[Data entries]
-- begin --

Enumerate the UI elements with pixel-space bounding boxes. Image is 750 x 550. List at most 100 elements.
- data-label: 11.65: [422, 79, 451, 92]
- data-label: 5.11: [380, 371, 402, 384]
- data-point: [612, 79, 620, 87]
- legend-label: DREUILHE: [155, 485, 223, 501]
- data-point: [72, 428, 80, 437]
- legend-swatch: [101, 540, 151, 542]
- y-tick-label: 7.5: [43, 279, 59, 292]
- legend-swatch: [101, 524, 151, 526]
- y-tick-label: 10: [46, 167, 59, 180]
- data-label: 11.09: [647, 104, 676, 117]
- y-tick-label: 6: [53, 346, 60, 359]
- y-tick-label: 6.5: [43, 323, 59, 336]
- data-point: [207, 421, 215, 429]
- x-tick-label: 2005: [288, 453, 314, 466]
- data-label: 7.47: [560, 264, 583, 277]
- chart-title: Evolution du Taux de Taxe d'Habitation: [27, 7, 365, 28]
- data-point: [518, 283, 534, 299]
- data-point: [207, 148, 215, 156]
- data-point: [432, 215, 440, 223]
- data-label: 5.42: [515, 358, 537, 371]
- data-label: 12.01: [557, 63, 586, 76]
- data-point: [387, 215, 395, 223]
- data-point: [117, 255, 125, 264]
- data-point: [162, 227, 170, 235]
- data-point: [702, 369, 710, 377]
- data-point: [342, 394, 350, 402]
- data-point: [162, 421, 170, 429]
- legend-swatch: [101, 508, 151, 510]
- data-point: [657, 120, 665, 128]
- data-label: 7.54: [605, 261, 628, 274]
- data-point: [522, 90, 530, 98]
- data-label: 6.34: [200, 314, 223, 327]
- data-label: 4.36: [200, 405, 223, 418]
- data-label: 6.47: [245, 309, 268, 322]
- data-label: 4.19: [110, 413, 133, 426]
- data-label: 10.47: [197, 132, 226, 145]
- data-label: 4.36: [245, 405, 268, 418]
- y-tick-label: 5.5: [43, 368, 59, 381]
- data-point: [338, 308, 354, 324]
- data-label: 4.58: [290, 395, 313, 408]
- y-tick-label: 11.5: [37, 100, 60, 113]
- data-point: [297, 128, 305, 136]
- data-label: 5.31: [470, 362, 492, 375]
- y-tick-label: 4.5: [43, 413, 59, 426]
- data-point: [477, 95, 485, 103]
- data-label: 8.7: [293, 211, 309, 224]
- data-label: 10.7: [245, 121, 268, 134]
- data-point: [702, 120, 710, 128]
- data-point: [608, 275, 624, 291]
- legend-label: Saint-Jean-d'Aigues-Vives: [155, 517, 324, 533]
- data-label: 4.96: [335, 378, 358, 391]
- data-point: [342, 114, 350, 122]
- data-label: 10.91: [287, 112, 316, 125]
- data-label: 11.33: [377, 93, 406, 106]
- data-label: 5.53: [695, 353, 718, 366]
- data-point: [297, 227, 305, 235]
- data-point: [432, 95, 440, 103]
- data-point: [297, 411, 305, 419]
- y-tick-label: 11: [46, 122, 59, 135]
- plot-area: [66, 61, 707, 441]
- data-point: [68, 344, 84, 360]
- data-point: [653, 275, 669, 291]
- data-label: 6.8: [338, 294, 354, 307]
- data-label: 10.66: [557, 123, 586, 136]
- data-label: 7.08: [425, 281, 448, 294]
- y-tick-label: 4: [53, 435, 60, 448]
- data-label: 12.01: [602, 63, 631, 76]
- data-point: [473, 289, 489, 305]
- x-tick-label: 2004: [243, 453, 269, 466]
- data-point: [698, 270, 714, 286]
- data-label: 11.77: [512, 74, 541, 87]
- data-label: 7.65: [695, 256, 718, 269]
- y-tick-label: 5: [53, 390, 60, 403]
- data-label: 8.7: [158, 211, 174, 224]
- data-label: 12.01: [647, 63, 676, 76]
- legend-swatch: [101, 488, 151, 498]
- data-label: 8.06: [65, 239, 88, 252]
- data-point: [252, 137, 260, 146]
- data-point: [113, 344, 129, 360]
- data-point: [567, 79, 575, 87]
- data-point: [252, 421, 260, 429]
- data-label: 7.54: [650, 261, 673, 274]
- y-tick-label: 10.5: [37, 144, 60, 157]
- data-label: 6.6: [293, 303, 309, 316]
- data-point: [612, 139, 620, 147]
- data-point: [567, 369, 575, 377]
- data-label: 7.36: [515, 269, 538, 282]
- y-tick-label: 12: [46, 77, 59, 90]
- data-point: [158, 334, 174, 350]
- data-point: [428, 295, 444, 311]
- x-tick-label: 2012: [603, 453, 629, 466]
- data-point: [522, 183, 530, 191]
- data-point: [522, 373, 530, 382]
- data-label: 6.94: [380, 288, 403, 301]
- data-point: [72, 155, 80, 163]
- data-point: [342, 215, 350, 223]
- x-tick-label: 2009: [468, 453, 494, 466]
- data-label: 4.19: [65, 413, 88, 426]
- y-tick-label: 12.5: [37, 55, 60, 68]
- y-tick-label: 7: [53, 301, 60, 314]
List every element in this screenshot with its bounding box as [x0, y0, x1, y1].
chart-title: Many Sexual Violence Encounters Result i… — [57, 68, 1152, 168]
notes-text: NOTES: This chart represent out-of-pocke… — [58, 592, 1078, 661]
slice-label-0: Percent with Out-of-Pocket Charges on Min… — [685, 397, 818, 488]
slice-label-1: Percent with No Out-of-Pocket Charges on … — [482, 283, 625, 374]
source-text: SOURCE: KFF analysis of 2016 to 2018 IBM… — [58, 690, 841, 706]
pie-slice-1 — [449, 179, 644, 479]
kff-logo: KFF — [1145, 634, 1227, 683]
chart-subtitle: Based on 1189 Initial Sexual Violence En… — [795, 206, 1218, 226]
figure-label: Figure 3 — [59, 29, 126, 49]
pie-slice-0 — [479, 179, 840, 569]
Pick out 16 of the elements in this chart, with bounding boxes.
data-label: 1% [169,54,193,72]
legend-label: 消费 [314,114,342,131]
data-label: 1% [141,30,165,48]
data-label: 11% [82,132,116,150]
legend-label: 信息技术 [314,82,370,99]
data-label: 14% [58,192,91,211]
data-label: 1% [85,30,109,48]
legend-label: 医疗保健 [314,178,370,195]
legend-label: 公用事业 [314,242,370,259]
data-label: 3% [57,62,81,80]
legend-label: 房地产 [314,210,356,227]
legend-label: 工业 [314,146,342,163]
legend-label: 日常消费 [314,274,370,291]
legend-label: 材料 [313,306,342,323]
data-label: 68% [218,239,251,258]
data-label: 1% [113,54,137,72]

-- end --

WHAT IS REQUIRED: Please list the items as a numbered list, from the first line up to and including the line with "- y-tick-label: 6: [53, 346, 60, 359]". Leave out any blank lines.

RESPONSE FOR THIS EXERCISE:
1. Enumerate the UI elements with pixel-space bounding boxes. Image is 750 x 550. List at most 100 elements.
2. - data-label: 11.65: [422, 79, 451, 92]
3. - data-label: 5.11: [380, 371, 402, 384]
4. - data-point: [612, 79, 620, 87]
5. - legend-label: DREUILHE: [155, 485, 223, 501]
6. - data-point: [72, 428, 80, 437]
7. - legend-swatch: [101, 540, 151, 542]
8. - y-tick-label: 7.5: [43, 279, 59, 292]
9. - legend-swatch: [101, 524, 151, 526]
10. - y-tick-label: 10: [46, 167, 59, 180]
11. - data-label: 11.09: [647, 104, 676, 117]
12. - y-tick-label: 6: [53, 346, 60, 359]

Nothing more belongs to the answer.